» **Task to complete**: Print the data exactly as it is given, please.

Figure collection entries
....

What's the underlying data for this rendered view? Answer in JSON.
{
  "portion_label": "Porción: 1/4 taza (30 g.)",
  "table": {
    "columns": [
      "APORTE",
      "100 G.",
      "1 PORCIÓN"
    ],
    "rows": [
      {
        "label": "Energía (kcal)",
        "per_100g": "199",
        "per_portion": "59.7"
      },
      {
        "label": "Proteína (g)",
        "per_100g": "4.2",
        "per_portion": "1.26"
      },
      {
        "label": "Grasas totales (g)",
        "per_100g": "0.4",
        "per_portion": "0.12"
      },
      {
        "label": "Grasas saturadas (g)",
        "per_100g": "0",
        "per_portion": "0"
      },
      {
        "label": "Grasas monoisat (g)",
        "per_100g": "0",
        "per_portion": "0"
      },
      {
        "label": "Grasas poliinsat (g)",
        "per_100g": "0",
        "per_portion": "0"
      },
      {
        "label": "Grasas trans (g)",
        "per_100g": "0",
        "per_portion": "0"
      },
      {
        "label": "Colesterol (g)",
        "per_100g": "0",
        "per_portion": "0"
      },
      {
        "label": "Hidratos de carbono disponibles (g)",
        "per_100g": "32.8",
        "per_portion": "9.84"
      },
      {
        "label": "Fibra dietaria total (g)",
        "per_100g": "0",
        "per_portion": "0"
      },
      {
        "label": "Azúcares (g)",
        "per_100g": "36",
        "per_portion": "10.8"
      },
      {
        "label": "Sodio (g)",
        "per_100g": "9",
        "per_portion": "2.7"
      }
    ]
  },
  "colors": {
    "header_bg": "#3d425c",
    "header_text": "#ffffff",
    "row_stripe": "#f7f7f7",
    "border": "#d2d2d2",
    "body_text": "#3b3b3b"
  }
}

....

» **Result**:
What's the underlying data for this rendered view? Answer in JSON.
{
  "portion_label": "Porción: 1/4 taza (30 g.)",
  "table": {
    "columns": [
      "APORTE",
      "100 G.",
      "1 PORCIÓN"
    ],
    "rows": [
      {
        "label": "Energía (kcal)",
        "per_100g": "199",
        "per_portion": "59.7"
      },
      {
        "label": "Proteína (g)",
        "per_100g": "4.2",
        "per_portion": "1.26"
      },
      {
        "label": "Grasas totales (g)",
        "per_100g": "0.4",
        "per_portion": "0.12"
      },
      {
        "label": "Grasas saturadas (g)",
        "per_100g": "0",
        "per_portion": "0"
      },
      {
        "label": "Grasas monoisat (g)",
        "per_100g": "0",
        "per_portion": "0"
      },
      {
        "label": "Grasas poliinsat (g)",
        "per_100g": "0",
        "per_portion": "0"
      },
      {
        "label": "Grasas trans (g)",
        "per_100g": "0",
        "per_portion": "0"
      },
      {
        "label": "Colesterol (g)",
        "per_100g": "0",
        "per_portion": "0"
      },
      {
        "label": "Hidratos de carbono disponibles (g)",
        "per_100g": "32.8",
        "per_portion": "9.84"
      },
      {
        "label": "Fibra dietaria total (g)",
        "per_100g": "0",
        "per_portion": "0"
      },
      {
        "label": "Azúcares (g)",
        "per_100g": "36",
        "per_portion": "10.8"
      },
      {
        "label": "Sodio (g)",
        "per_100g": "9",
        "per_portion": "2.7"
      }
    ]
  },
  "colors": {
    "header_bg": "#3d425c",
    "header_text": "#ffffff",
    "row_stripe": "#f7f7f7",
    "border": "#d2d2d2",
    "body_text": "#3b3b3b"
  }
}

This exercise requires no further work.